He really does offer help for the hopeless, because I have been that hopeless person as of late, not understanding, feeling like I am walking through a storm that has no end; hoping I don’t get lost in the process.

I have been so blessed to have the husband I have and Hannah, Rachel, and Caroline who have all been here on a daily basis to bring encouragement to me when I felt I couldn’t make it another moment, much less another day. Life has been raw. Ripped open. Shredded. But even in the midst of this God is glorious! He is brings restoration to my heart and healing to my soul.

Sarah needs your prayers. We all do. We are so thankful for the prayers and encouragement of extended family and friends. It can be heartbreaking to not know if she will be the same again. Mourning is part of daily life here now, mourning and missing the Sarah that was, and now mourning the loss of Papaw.

I don’t know what lies ahead. I just know that I’m trusting my Savior to bring us through it and sanctify us in the process.

(STATED TASK 1)
Translate this sentence from the passage into Spanish: "I don’t know what lies ahead."
The passage and the records that follow come from separate, unrelated sources.

(PROVIDED INFORMATION)
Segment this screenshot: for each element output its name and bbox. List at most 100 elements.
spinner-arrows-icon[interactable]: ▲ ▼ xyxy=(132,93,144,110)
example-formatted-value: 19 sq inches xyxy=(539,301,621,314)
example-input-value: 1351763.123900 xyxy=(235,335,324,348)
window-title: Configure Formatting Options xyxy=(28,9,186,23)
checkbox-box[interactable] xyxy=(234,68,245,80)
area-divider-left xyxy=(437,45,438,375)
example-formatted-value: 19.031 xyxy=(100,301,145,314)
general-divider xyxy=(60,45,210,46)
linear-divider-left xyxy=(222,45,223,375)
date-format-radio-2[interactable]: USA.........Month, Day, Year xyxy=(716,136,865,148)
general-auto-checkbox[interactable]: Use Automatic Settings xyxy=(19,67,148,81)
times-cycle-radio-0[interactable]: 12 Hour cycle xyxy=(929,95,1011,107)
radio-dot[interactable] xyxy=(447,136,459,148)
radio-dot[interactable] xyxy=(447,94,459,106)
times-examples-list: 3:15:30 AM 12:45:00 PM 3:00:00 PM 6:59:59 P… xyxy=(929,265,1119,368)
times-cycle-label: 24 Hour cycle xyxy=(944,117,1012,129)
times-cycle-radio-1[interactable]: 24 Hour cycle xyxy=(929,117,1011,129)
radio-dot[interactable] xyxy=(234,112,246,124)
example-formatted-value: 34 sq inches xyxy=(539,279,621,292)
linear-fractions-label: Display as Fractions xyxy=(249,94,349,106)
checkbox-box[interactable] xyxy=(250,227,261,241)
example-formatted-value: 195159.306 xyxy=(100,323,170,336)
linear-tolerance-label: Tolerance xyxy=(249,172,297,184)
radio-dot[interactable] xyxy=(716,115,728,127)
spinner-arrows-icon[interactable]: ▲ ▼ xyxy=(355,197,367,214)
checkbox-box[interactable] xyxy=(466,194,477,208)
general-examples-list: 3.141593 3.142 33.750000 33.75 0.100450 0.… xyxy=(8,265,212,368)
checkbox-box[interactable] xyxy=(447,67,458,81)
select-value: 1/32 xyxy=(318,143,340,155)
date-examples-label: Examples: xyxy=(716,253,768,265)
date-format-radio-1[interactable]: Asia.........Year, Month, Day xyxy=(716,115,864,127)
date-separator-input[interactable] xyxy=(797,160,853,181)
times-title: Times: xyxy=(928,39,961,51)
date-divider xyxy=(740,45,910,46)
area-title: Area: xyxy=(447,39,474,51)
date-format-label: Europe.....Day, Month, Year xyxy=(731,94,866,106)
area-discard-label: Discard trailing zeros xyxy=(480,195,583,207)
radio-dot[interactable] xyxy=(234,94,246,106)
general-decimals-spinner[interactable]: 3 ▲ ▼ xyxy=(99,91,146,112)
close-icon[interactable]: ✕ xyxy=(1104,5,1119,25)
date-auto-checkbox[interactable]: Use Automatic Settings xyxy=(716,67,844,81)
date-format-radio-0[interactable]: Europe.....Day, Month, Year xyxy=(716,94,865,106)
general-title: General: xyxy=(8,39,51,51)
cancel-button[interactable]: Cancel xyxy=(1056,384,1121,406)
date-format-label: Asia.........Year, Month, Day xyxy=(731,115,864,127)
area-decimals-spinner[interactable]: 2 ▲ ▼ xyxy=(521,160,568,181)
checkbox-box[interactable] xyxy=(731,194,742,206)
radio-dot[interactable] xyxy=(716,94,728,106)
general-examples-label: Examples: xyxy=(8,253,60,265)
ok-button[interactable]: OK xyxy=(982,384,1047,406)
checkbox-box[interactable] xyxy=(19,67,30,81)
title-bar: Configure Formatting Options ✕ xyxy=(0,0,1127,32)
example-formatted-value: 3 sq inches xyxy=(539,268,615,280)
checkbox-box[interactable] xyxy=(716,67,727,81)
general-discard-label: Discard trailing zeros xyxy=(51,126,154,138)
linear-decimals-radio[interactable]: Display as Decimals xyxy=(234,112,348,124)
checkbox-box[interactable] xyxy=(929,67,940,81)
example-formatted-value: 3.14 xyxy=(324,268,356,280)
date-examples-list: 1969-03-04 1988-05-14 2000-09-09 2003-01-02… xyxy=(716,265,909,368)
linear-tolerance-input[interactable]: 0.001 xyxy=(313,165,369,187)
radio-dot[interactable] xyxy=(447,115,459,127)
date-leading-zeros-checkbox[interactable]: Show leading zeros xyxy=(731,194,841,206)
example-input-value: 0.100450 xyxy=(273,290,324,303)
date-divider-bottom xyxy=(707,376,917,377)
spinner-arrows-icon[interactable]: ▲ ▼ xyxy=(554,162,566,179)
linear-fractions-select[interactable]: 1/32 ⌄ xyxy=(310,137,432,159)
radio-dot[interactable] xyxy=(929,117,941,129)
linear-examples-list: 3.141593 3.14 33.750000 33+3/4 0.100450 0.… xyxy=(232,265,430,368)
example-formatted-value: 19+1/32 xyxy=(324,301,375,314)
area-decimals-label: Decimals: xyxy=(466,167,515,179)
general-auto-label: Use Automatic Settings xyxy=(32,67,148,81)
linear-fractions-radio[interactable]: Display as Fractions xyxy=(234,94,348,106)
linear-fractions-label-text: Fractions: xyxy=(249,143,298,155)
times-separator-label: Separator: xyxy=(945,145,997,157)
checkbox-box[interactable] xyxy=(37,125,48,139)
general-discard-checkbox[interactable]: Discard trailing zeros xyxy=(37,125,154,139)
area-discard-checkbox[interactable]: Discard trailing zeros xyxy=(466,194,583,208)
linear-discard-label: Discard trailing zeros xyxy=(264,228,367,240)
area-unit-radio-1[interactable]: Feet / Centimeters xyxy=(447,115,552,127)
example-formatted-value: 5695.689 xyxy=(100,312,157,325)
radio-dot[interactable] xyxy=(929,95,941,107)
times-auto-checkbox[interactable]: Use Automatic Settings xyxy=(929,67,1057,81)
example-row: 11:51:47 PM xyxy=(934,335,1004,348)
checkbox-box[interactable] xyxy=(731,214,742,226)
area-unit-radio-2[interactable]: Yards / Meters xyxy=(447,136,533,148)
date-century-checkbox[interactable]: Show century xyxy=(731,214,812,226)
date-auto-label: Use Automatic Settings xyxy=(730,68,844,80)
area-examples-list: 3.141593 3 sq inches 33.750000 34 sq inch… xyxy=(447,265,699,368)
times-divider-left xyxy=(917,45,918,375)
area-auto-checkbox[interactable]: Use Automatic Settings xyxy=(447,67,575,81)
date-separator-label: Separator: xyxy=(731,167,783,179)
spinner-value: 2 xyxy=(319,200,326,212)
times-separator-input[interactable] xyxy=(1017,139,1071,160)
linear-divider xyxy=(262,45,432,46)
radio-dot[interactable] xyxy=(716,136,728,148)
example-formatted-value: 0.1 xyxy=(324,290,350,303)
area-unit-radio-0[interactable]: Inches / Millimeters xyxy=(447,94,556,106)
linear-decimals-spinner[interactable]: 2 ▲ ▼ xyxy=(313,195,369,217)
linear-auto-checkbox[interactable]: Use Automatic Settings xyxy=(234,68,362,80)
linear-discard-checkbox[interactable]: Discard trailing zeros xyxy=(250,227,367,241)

(STATED TASK 2)
Duplicate the records from their first line through the line that contains "linear-tolerance-label: Tolerance xyxy=(249,172,297,184)", including that line.

(WORKED ANSWER 1)
No sé qué hay por delante.

(WORKED ANSWER 2)
Segment this screenshot: for each element output its name and bbox. List at most 100 elements.
spinner-arrows-icon[interactable]: ▲ ▼ xyxy=(132,93,144,110)
example-formatted-value: 19 sq inches xyxy=(539,301,621,314)
example-input-value: 1351763.123900 xyxy=(235,335,324,348)
window-title: Configure Formatting Options xyxy=(28,9,186,23)
checkbox-box[interactable] xyxy=(234,68,245,80)
area-divider-left xyxy=(437,45,438,375)
example-formatted-value: 19.031 xyxy=(100,301,145,314)
general-divider xyxy=(60,45,210,46)
linear-divider-left xyxy=(222,45,223,375)
date-format-radio-2[interactable]: USA.........Month, Day, Year xyxy=(716,136,865,148)
general-auto-checkbox[interactable]: Use Automatic Settings xyxy=(19,67,148,81)
times-cycle-radio-0[interactable]: 12 Hour cycle xyxy=(929,95,1011,107)
radio-dot[interactable] xyxy=(447,136,459,148)
radio-dot[interactable] xyxy=(447,94,459,106)
times-examples-list: 3:15:30 AM 12:45:00 PM 3:00:00 PM 6:59:59 P… xyxy=(929,265,1119,368)
times-cycle-label: 24 Hour cycle xyxy=(944,117,1012,129)
times-cycle-radio-1[interactable]: 24 Hour cycle xyxy=(929,117,1011,129)
radio-dot[interactable] xyxy=(234,112,246,124)
example-formatted-value: 34 sq inches xyxy=(539,279,621,292)
linear-fractions-label: Display as Fractions xyxy=(249,94,349,106)
checkbox-box[interactable] xyxy=(250,227,261,241)
example-formatted-value: 195159.306 xyxy=(100,323,170,336)
linear-tolerance-label: Tolerance xyxy=(249,172,297,184)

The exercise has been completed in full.